Task goal
Answer with one number: the count of lines in this material that hold the word "than".

[Stored records]

============================================================

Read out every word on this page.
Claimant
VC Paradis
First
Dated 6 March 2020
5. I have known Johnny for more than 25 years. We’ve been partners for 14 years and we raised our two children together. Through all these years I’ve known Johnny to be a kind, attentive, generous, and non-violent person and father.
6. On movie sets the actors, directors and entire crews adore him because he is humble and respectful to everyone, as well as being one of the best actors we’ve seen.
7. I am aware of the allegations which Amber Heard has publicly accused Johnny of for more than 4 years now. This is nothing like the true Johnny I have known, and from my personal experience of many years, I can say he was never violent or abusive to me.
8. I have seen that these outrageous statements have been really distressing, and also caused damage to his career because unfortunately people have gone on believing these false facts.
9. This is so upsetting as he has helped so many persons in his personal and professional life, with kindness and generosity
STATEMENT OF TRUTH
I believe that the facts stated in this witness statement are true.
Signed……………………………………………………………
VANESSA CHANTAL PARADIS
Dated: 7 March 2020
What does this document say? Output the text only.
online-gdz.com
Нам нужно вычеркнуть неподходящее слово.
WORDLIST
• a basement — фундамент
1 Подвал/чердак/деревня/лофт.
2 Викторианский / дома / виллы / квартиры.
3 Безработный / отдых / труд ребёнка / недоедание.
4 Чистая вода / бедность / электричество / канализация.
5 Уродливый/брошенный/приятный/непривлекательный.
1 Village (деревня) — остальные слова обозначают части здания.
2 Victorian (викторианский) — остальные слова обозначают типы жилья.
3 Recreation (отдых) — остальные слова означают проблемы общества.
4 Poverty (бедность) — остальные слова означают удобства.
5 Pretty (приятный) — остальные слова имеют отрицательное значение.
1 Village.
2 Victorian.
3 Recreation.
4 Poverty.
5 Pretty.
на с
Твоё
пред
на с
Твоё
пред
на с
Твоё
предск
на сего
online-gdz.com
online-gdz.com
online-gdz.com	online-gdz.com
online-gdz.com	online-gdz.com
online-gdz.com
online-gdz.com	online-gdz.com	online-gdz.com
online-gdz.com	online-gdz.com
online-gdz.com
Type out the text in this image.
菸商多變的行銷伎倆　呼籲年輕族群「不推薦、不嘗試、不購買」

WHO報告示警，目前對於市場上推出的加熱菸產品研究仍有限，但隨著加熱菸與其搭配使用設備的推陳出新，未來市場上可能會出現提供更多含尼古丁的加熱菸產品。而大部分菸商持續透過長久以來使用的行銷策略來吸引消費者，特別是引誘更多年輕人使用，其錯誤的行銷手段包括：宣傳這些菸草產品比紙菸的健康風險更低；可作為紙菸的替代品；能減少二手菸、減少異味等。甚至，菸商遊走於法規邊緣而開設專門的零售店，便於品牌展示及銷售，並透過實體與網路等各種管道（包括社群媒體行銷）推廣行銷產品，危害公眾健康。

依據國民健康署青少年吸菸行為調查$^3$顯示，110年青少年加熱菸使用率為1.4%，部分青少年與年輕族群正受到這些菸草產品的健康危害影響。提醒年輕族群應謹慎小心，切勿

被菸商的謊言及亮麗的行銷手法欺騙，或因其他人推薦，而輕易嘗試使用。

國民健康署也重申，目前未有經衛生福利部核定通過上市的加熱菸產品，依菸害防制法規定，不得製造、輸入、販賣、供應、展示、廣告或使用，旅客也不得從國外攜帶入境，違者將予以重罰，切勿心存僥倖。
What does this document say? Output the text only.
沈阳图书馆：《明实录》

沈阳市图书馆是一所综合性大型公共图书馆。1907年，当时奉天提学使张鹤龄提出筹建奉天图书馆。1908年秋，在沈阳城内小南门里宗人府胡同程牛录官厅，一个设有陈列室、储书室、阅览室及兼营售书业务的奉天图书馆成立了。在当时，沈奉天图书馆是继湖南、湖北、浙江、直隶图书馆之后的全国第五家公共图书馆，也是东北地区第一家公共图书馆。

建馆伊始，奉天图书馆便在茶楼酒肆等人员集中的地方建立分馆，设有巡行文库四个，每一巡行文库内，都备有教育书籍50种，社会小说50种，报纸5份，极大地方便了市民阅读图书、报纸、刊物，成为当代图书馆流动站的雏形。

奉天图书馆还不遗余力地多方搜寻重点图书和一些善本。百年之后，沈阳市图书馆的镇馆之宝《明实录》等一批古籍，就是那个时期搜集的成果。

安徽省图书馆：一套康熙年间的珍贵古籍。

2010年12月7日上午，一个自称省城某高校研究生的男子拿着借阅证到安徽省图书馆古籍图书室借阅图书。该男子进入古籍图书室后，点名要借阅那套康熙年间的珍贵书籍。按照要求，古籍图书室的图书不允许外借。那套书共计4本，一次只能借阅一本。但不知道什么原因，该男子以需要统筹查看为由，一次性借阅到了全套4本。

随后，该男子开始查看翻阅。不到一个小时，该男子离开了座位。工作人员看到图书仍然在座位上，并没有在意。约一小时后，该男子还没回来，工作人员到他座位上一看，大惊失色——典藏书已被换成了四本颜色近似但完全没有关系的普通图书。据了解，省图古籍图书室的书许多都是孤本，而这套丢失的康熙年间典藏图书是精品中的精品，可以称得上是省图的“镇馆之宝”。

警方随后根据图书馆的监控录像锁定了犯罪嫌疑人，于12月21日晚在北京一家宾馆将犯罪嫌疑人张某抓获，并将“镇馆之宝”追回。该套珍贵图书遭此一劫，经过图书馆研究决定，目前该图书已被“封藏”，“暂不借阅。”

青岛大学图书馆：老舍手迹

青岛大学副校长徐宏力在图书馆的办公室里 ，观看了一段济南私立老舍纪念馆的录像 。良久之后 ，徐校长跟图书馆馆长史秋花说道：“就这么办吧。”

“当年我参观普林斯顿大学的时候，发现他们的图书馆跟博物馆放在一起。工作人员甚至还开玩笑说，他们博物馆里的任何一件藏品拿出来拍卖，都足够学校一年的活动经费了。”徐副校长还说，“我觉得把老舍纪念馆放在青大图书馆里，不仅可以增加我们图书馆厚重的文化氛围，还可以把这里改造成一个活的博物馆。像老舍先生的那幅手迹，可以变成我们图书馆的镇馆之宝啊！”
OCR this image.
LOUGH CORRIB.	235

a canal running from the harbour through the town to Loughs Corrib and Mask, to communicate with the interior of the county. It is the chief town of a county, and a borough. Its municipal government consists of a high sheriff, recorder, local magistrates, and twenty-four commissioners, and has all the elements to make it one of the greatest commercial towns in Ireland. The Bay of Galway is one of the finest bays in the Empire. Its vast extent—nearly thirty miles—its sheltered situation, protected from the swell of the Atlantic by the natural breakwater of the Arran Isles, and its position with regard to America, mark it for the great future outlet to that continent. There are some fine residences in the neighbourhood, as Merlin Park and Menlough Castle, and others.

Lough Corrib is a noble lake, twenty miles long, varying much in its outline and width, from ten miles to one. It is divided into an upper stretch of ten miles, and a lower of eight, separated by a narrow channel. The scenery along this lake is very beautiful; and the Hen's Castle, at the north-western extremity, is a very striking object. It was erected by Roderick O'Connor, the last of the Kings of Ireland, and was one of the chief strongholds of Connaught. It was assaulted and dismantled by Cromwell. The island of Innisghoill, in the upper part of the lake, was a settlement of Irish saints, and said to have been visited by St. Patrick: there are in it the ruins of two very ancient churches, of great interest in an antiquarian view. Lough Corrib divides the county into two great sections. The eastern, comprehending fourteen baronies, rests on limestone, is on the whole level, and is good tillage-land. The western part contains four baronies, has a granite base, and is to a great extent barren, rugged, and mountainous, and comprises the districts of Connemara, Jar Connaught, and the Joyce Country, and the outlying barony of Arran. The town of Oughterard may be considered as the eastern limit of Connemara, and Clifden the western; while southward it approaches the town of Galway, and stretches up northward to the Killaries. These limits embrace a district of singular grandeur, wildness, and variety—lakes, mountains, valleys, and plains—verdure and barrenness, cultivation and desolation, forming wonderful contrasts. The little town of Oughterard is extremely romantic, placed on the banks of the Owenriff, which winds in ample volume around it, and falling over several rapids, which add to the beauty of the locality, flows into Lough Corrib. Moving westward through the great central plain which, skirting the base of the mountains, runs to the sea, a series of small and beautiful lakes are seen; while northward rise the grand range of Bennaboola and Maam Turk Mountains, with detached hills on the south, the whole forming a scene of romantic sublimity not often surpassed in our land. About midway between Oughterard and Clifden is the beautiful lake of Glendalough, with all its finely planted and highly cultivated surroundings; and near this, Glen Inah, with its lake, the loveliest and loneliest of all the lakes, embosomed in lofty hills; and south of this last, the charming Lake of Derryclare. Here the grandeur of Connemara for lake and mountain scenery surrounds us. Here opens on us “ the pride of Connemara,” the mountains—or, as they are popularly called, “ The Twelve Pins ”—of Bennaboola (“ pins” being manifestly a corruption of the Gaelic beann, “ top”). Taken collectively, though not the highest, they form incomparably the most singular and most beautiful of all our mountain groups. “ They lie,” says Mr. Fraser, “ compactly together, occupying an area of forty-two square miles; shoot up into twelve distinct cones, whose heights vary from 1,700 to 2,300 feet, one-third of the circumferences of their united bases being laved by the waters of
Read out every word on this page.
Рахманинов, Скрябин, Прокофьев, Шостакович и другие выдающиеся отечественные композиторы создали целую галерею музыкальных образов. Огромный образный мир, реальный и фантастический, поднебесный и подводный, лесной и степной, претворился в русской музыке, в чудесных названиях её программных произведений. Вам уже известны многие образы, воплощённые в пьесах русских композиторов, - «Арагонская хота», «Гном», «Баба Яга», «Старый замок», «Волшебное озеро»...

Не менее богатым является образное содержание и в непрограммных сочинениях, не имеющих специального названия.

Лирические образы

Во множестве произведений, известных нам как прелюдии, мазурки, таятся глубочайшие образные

============================================================

Exercise output
2